▶ **Exercise**
Quote exactly the lines running from the line with "Output the text content of this document." to the end of the entries, including both, and nothing else.

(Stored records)
[start]
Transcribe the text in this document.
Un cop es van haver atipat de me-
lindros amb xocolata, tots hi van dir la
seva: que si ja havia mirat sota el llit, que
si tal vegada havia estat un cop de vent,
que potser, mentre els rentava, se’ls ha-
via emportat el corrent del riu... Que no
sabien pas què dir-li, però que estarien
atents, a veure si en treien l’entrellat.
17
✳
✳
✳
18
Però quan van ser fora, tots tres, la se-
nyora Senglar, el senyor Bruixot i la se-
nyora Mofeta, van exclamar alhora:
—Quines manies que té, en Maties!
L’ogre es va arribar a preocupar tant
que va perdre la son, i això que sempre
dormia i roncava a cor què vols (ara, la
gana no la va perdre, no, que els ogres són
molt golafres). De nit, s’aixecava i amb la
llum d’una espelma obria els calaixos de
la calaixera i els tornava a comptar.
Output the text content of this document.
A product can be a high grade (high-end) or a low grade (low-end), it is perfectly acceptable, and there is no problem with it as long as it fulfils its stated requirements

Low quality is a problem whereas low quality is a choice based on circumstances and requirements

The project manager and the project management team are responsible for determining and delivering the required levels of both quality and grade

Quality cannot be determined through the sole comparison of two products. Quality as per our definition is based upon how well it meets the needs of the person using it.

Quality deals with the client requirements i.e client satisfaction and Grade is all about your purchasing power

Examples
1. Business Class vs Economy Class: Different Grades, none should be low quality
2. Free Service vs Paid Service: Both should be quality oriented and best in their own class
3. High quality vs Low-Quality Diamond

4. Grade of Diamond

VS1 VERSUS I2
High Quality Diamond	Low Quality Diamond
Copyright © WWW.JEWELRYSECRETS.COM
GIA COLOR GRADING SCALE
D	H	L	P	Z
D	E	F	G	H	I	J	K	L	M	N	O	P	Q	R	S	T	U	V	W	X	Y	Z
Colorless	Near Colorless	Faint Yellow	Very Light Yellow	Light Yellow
[end]
▶ **Exercise answer**
Output the text content of this document.
A product can be a high grade (high-end) or a low grade (low-end), it is perfectly acceptable, and there is no problem with it as long as it fulfils its stated requirements

Low quality is a problem whereas low quality is a choice based on circumstances and requirements

The project manager and the project management team are responsible for determining and delivering the required levels of both quality and grade

Quality cannot be determined through the sole comparison of two products. Quality as per our definition is based upon how well it meets the needs of the person using it.

Quality deals with the client requirements i.e client satisfaction and Grade is all about your purchasing power

Examples
1. Business Class vs Economy Class: Different Grades, none should be low quality
2. Free Service vs Paid Service: Both should be quality oriented and best in their own class
3. High quality vs Low-Quality Diamond

4. Grade of Diamond

VS1 VERSUS I2
High Quality Diamond	Low Quality Diamond
Copyright © WWW.JEWELRYSECRETS.COM
GIA COLOR GRADING SCALE
D	H	L	P	Z
D	E	F	G	H	I	J	K	L	M	N	O	P	Q	R	S	T	U	V	W	X	Y	Z
Colorless	Near Colorless	Faint Yellow	Very Light Yellow	Light Yellow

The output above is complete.